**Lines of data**
* * *

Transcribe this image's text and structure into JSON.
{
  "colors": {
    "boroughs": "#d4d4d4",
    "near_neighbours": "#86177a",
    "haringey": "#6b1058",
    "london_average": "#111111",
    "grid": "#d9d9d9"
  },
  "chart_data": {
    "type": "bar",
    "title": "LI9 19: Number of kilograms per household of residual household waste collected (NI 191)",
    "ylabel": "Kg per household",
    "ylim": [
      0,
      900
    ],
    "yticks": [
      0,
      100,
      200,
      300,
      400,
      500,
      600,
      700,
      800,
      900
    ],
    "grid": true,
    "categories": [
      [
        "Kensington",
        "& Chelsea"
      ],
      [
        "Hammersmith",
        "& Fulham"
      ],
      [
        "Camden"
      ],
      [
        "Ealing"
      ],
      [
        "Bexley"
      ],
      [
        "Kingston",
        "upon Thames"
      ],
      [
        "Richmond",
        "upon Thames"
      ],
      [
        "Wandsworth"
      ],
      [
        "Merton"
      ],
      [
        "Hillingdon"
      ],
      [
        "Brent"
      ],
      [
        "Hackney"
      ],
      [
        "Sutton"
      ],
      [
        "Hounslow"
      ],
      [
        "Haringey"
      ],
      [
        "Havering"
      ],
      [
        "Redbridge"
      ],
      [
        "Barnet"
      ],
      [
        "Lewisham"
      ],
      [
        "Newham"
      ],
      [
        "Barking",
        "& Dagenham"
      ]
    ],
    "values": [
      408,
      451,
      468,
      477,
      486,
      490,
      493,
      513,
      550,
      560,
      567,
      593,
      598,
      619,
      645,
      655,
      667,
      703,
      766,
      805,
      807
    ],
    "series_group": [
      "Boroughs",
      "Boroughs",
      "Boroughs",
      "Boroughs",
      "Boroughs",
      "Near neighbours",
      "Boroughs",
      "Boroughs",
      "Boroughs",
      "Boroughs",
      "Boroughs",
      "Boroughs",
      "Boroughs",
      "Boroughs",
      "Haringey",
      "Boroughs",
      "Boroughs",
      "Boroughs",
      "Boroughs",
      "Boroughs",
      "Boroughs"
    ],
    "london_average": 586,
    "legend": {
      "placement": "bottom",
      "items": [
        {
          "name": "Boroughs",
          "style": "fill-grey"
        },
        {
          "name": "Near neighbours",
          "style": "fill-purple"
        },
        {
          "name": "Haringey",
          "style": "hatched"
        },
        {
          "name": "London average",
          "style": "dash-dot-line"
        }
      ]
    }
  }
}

* * *

**YOUR OBJECTIVE**
Of the lines above, copy each that contains "name".

**FINISHED TASK**
          "name": "Boroughs",
          "name": "Near neighbours",
          "name": "Haringey",
          "name": "London average",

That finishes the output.